— START OF RECORDS —

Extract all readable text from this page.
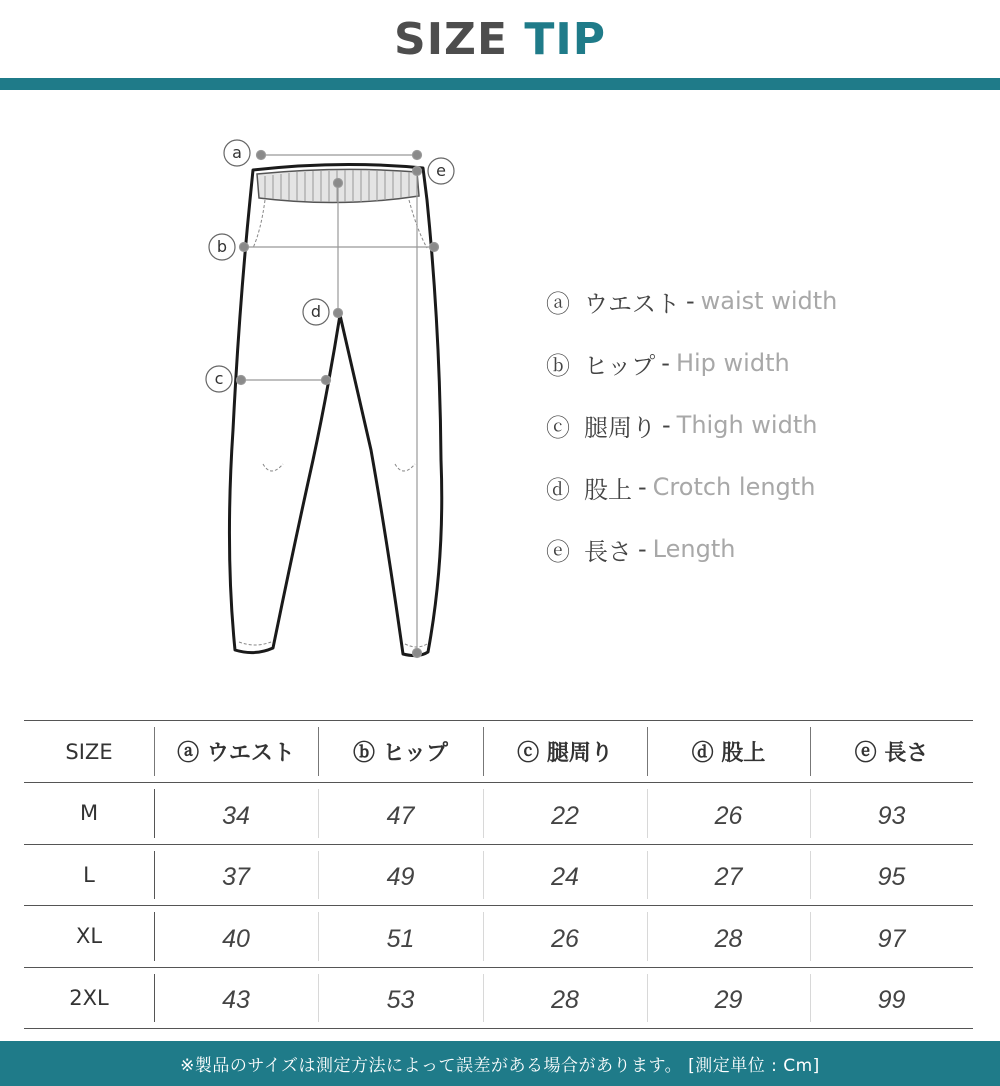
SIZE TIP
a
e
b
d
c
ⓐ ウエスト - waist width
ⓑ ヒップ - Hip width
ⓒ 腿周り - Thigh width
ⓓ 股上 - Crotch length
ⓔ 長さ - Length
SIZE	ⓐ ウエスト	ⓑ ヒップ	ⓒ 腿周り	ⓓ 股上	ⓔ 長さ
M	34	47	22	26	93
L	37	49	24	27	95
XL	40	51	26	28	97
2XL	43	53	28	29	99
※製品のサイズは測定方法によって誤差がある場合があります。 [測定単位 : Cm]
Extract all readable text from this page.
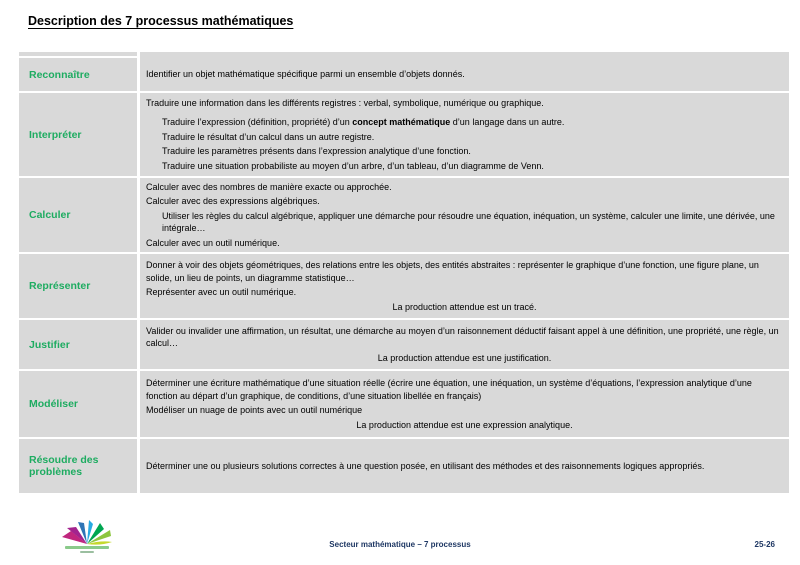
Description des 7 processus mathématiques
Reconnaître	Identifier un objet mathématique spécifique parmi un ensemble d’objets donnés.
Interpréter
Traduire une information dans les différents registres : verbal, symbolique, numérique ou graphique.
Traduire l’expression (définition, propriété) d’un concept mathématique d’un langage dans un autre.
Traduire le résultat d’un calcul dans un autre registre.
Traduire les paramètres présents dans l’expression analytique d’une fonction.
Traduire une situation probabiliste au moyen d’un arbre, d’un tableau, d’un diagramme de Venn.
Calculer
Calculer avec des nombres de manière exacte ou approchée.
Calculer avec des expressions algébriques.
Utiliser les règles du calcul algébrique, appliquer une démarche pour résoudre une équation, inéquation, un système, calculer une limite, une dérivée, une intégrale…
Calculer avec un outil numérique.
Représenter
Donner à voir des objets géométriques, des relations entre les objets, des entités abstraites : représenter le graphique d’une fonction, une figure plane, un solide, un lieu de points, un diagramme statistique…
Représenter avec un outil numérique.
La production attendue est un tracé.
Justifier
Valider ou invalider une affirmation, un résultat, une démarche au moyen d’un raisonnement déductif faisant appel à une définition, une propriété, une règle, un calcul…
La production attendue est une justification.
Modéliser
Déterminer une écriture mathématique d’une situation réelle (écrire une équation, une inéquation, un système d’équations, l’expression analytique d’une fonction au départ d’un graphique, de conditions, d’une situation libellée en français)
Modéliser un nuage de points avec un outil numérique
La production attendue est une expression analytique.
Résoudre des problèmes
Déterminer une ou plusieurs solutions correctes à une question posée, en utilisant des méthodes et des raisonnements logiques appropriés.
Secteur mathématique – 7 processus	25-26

— END OF RECORDS —
— START OF RECORDS —

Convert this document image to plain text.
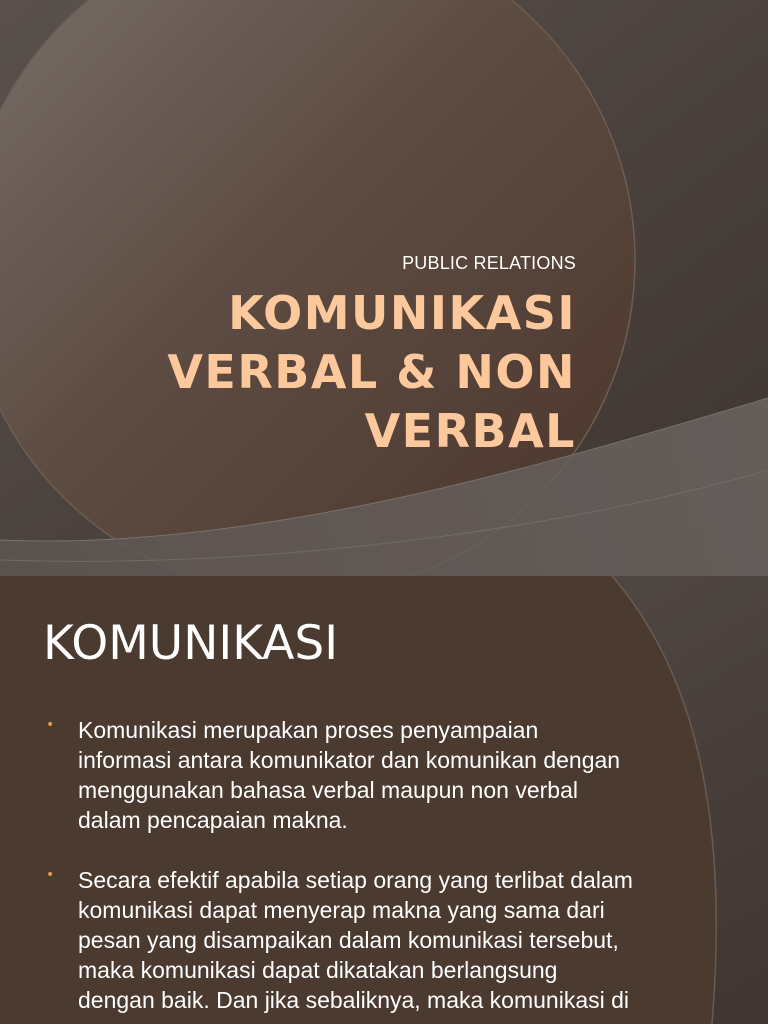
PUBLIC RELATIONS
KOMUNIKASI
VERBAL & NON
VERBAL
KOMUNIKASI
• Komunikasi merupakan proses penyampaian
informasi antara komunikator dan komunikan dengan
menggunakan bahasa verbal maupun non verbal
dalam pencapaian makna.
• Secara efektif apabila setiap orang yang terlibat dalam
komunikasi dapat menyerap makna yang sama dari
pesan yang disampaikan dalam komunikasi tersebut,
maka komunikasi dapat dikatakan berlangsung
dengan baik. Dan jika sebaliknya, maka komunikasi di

— END OF RECORDS —

> _REQUIRED TASK_
In the records above, how many lines include "diagramme"? Give that number and nothing more.

> _RESULT_
2